━━━ Record list ━━━

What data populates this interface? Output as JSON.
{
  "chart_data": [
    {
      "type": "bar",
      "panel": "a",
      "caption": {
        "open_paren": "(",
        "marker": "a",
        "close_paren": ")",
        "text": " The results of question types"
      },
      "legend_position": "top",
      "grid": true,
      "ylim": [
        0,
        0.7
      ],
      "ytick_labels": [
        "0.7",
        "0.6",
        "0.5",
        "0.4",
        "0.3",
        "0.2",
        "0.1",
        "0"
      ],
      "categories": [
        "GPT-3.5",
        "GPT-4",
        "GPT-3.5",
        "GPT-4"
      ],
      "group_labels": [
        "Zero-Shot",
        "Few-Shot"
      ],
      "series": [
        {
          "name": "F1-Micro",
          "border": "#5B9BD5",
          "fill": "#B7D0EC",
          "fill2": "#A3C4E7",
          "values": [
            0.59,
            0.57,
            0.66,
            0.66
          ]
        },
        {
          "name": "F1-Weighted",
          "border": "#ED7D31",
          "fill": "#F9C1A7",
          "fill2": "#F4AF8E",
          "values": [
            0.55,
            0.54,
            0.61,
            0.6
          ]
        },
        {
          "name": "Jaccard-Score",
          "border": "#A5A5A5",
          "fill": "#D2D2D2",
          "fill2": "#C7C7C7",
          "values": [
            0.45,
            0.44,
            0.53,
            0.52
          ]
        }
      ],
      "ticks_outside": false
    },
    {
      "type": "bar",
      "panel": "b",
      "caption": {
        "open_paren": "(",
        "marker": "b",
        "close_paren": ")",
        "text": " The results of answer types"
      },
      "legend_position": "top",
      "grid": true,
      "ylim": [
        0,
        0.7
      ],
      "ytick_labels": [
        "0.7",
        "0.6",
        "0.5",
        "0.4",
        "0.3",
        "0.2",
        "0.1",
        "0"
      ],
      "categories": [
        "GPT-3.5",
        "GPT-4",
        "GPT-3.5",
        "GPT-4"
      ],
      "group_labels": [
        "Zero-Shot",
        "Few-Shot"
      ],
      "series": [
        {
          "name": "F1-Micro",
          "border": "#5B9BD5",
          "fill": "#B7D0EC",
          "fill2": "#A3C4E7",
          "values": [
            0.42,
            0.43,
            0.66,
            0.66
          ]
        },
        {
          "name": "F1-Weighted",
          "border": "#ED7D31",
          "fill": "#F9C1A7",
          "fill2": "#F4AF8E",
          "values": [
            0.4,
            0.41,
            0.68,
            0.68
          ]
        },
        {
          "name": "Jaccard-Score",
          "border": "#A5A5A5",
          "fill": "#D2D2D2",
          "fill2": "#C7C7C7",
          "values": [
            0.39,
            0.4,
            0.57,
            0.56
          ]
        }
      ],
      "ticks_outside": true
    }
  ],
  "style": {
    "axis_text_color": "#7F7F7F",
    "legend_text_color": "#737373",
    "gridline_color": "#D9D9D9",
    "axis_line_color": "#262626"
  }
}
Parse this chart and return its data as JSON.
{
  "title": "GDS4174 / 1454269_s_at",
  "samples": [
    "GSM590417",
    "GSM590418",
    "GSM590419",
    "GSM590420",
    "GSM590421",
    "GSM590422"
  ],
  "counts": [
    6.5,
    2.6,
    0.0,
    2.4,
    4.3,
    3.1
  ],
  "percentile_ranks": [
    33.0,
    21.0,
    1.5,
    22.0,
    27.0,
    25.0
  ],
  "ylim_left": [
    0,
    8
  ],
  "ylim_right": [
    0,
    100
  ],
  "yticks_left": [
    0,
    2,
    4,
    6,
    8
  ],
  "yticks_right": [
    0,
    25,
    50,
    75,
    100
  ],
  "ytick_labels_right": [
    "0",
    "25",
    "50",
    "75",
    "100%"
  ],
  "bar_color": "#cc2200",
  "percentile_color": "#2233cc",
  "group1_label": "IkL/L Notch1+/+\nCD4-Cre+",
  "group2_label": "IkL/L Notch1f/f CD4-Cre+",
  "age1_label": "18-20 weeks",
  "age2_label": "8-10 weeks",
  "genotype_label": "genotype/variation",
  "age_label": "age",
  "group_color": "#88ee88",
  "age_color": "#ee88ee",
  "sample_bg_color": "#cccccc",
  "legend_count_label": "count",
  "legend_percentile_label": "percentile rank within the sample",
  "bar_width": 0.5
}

━━━

- Work instructions -
State the number of lines in the records that contain the string "results", and nothing more.

- Completed task -
2